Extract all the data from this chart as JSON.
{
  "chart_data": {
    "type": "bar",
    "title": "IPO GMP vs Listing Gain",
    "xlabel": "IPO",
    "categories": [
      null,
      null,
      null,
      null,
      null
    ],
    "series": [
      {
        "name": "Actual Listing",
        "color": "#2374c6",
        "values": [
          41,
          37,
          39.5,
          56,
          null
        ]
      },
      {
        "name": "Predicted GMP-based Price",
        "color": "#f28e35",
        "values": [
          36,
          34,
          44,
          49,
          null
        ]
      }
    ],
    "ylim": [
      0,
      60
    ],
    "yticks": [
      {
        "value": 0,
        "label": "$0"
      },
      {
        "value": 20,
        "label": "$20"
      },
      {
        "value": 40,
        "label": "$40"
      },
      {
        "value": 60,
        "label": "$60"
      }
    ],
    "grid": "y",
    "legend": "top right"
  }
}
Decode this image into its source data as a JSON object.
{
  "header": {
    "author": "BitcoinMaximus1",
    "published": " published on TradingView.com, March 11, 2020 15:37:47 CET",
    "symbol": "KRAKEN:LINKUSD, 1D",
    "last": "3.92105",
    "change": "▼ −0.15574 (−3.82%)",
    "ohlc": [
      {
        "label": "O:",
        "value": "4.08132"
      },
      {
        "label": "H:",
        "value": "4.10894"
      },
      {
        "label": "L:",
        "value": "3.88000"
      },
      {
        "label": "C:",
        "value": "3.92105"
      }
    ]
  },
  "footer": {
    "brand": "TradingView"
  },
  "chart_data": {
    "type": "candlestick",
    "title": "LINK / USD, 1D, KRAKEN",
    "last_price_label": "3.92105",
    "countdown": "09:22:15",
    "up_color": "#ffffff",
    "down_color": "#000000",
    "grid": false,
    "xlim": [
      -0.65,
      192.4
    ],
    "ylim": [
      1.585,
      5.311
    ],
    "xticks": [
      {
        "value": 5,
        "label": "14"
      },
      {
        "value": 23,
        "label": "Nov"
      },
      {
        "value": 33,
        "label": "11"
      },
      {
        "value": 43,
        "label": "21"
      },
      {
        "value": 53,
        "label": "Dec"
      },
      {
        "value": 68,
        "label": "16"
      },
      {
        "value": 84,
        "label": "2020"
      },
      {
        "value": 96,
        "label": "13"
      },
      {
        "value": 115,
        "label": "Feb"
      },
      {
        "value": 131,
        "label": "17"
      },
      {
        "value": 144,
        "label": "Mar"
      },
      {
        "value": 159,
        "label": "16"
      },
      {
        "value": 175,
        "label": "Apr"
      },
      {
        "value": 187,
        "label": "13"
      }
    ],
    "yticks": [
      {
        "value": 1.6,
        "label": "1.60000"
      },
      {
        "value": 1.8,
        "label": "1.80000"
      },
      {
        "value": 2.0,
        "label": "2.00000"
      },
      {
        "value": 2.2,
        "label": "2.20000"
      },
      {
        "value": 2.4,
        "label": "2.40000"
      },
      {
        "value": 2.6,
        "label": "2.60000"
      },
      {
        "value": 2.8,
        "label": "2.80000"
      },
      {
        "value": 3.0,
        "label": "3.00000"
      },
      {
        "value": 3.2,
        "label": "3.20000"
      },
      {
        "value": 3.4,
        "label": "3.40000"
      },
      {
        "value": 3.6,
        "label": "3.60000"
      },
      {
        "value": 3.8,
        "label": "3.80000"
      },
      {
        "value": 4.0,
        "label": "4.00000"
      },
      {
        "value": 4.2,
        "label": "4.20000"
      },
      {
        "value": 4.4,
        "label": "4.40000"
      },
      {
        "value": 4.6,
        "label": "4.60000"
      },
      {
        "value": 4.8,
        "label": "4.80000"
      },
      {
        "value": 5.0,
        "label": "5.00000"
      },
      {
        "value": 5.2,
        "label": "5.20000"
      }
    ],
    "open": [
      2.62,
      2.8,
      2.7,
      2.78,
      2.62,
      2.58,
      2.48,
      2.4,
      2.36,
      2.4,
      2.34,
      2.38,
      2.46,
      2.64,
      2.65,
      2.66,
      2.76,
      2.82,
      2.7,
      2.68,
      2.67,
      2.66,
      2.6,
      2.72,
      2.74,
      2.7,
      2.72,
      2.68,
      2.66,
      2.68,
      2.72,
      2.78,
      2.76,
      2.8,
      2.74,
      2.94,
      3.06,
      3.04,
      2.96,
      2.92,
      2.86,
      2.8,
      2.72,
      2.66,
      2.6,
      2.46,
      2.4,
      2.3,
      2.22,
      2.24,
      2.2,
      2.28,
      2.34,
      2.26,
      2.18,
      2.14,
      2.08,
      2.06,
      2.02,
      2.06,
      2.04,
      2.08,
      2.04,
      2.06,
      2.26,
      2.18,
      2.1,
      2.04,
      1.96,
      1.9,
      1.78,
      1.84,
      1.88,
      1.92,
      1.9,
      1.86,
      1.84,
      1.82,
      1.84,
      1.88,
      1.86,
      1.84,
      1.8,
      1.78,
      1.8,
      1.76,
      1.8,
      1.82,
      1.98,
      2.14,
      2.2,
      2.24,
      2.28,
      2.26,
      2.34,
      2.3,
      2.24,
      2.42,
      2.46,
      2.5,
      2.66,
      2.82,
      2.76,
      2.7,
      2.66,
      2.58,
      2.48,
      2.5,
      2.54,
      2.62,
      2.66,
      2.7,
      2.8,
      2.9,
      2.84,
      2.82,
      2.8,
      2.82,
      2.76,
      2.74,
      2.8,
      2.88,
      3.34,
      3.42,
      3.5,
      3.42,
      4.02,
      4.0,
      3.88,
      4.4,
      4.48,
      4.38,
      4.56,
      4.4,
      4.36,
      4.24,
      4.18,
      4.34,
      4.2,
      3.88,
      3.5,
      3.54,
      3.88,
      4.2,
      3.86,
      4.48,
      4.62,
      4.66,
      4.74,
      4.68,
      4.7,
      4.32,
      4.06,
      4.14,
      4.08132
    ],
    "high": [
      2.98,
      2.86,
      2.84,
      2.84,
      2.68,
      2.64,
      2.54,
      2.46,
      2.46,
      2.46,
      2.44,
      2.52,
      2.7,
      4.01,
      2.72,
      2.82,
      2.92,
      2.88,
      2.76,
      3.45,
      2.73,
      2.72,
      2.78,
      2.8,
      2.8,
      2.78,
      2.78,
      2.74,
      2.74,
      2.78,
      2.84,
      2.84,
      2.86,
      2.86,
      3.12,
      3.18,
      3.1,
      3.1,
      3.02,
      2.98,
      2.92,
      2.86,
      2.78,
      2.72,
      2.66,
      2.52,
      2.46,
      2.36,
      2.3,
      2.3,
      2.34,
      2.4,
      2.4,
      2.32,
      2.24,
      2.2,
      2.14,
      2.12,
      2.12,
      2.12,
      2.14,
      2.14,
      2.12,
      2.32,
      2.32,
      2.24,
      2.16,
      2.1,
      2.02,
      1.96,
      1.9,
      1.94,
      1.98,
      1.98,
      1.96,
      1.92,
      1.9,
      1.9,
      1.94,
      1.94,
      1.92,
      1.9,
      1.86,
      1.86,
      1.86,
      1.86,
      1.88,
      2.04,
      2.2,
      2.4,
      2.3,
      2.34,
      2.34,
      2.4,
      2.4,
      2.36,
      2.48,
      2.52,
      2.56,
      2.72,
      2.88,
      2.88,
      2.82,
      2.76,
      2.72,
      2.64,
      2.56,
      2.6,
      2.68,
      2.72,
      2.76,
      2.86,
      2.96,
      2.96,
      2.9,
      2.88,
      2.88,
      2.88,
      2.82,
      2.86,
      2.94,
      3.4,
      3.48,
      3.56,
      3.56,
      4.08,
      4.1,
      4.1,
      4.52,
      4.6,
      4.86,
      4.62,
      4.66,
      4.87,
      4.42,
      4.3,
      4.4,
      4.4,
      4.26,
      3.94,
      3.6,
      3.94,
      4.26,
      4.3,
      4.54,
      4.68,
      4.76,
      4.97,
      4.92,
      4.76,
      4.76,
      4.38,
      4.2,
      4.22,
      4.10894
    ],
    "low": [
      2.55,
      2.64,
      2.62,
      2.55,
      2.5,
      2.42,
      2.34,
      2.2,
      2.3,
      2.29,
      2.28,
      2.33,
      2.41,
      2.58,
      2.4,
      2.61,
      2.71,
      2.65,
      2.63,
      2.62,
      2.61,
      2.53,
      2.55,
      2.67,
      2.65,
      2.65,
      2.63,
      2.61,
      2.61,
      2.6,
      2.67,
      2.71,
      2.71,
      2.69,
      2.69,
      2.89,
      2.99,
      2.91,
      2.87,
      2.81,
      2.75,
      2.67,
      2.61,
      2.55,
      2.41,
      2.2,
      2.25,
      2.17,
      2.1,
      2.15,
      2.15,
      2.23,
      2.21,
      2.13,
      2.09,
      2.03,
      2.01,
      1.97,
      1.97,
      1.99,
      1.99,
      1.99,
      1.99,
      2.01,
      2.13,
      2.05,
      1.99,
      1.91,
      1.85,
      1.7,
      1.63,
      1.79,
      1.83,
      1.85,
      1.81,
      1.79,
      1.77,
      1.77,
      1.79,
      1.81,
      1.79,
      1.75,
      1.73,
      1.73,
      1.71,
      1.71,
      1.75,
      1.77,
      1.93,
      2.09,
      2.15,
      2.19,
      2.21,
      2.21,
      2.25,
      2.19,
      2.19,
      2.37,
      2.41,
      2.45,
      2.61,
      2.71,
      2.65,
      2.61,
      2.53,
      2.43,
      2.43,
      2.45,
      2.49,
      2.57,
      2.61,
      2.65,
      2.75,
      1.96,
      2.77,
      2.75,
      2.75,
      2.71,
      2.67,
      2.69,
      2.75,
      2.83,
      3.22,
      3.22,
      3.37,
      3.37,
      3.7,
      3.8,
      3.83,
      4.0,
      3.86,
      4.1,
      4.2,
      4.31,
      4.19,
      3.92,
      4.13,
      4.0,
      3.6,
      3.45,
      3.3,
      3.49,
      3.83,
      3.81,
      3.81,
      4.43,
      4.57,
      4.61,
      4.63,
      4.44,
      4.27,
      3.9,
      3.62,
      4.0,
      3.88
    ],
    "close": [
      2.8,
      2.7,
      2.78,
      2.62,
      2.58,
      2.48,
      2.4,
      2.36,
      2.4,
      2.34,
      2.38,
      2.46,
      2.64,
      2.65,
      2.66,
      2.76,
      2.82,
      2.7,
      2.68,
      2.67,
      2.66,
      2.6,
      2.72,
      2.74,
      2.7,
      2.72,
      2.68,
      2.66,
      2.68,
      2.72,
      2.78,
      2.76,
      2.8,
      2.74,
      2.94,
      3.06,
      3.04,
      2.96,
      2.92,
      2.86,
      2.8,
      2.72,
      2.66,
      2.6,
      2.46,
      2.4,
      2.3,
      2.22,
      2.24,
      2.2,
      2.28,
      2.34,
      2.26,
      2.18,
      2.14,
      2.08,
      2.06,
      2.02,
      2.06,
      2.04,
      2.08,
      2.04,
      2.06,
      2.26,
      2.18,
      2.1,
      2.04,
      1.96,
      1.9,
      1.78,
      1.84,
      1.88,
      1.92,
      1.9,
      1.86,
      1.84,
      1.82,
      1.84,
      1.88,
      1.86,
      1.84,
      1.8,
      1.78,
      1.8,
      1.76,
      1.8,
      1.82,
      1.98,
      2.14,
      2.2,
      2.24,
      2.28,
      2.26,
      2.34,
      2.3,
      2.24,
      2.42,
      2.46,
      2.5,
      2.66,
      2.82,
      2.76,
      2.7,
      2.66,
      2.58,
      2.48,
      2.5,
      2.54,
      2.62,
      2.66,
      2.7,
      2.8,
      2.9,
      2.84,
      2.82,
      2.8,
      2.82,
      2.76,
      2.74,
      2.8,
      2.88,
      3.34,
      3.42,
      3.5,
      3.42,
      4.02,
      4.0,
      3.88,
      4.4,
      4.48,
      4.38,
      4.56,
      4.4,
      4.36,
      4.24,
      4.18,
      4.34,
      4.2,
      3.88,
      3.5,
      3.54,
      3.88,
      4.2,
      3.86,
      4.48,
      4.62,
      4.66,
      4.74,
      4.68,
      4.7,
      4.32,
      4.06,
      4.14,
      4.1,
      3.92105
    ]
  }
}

■ **EXERCISE INSTRUCTIONS**
Which lines of the data include "name"? Copy each of them.

■ **RIGHT ANSWER**
        "name": "Actual Listing",
        "name": "Predicted GMP-based Price",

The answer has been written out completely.